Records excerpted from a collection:
* * * *
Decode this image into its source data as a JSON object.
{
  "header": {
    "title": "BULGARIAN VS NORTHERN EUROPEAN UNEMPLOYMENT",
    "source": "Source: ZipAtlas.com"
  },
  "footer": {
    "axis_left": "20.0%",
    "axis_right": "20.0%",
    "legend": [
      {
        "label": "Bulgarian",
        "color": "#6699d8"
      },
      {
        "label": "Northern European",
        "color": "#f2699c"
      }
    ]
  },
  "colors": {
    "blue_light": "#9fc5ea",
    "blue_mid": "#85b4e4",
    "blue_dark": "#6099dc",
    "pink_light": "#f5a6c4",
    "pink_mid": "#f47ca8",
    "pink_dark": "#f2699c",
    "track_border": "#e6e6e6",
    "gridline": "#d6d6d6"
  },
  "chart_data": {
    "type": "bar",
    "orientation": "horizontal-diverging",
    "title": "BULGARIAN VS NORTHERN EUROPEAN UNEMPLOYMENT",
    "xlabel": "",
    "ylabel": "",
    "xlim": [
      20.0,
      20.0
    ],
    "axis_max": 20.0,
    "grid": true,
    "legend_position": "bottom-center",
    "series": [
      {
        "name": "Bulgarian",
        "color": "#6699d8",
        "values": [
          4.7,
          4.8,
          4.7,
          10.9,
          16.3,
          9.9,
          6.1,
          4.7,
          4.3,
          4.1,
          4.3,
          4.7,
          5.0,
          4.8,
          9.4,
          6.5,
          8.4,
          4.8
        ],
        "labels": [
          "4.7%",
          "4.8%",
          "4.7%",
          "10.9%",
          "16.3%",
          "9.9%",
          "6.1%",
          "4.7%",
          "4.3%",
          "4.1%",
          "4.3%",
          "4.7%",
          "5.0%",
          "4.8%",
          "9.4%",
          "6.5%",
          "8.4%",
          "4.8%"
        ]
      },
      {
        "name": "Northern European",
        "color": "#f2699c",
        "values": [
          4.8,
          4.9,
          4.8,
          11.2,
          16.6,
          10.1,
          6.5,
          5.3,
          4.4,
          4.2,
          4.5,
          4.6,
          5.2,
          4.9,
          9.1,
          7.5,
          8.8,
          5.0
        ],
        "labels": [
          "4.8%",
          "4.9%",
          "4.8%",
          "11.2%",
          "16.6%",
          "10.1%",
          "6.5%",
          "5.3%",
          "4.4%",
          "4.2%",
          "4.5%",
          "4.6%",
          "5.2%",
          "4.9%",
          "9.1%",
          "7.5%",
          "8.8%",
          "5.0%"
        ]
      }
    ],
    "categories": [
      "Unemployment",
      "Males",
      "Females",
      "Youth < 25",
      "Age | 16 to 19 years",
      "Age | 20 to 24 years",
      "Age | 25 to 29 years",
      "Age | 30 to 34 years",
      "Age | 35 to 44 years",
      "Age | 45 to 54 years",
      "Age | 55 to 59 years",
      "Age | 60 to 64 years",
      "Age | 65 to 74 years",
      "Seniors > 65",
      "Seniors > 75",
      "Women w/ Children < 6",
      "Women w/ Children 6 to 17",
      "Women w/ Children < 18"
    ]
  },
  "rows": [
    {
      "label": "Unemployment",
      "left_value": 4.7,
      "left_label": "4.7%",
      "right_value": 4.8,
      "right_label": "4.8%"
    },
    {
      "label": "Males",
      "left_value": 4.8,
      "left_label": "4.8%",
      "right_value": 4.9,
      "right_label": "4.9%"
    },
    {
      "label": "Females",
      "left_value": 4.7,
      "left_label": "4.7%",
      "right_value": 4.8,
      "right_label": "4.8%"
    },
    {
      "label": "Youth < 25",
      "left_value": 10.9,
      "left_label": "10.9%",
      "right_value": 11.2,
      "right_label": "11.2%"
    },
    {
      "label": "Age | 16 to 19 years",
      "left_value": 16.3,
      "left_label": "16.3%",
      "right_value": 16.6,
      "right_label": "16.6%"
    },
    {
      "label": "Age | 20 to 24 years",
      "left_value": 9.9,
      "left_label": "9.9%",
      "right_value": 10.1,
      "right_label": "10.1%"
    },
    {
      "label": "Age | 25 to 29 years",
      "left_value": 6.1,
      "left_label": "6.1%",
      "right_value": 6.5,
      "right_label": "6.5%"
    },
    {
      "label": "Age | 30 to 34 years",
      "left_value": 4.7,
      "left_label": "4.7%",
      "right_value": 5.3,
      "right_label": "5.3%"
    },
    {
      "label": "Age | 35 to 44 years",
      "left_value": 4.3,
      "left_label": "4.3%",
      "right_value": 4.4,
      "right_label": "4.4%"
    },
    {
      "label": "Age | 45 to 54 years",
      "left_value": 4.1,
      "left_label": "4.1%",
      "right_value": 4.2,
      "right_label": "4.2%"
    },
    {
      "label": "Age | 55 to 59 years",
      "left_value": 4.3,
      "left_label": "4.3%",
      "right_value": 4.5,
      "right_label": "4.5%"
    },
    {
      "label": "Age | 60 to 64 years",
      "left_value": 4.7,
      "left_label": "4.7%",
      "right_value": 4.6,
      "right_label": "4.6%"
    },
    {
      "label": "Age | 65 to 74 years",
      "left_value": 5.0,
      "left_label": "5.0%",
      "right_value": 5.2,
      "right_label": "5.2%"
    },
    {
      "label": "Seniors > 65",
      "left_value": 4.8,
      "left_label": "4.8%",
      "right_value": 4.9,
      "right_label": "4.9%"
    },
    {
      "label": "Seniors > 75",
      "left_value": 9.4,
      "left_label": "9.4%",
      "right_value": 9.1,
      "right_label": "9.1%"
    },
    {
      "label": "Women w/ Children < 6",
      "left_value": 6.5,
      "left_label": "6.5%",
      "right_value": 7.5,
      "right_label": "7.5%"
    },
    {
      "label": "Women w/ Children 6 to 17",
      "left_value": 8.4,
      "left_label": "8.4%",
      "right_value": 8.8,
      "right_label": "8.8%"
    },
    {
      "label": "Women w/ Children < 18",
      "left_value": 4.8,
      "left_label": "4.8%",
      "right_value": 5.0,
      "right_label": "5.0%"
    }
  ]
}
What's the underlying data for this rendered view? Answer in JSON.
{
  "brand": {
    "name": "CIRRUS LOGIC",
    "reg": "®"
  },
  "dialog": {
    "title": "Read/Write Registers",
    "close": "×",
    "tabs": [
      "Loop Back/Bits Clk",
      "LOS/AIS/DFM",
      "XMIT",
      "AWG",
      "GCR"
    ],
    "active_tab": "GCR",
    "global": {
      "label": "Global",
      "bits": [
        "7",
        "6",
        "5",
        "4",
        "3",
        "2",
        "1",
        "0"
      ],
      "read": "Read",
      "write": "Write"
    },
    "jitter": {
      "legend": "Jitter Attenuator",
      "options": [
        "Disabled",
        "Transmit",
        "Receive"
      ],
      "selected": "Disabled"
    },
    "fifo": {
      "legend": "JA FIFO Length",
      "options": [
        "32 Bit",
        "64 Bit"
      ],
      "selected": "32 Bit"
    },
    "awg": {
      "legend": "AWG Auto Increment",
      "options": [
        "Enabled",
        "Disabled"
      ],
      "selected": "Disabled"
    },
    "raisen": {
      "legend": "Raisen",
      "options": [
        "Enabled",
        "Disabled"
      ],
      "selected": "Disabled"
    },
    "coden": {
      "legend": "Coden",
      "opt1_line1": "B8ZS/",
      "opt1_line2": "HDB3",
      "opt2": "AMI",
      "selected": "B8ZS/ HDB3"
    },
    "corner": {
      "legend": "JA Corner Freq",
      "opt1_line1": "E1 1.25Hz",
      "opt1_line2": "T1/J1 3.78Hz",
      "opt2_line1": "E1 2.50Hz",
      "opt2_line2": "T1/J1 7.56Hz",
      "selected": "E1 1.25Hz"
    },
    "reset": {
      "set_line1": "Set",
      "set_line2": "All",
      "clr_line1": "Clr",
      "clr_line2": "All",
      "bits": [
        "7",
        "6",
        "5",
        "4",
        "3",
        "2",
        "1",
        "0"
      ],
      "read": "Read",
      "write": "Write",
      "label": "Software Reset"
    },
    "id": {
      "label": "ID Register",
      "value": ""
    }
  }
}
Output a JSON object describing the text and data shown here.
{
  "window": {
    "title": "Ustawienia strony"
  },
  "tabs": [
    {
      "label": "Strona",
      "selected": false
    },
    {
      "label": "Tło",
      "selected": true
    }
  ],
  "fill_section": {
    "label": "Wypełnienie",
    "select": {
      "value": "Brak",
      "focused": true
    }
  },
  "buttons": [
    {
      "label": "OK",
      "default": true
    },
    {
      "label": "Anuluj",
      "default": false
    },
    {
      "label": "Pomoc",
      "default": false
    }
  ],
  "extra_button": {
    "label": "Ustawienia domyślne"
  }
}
* * * *
TASK INSTRUCTIONS |
Exactly and only the lines from the one containing "Output a JSON" through the end of the material are to be reproduced, both ends included.

SOLVED EXERCISE |
Output a JSON object describing the text and data shown here.
{
  "window": {
    "title": "Ustawienia strony"
  },
  "tabs": [
    {
      "label": "Strona",
      "selected": false
    },
    {
      "label": "Tło",
      "selected": true
    }
  ],
  "fill_section": {
    "label": "Wypełnienie",
    "select": {
      "value": "Brak",
      "focused": true
    }
  },
  "buttons": [
    {
      "label": "OK",
      "default": true
    },
    {
      "label": "Anuluj",
      "default": false
    },
    {
      "label": "Pomoc",
      "default": false
    }
  ],
  "extra_button": {
    "label": "Ustawienia domyślne"
  }
}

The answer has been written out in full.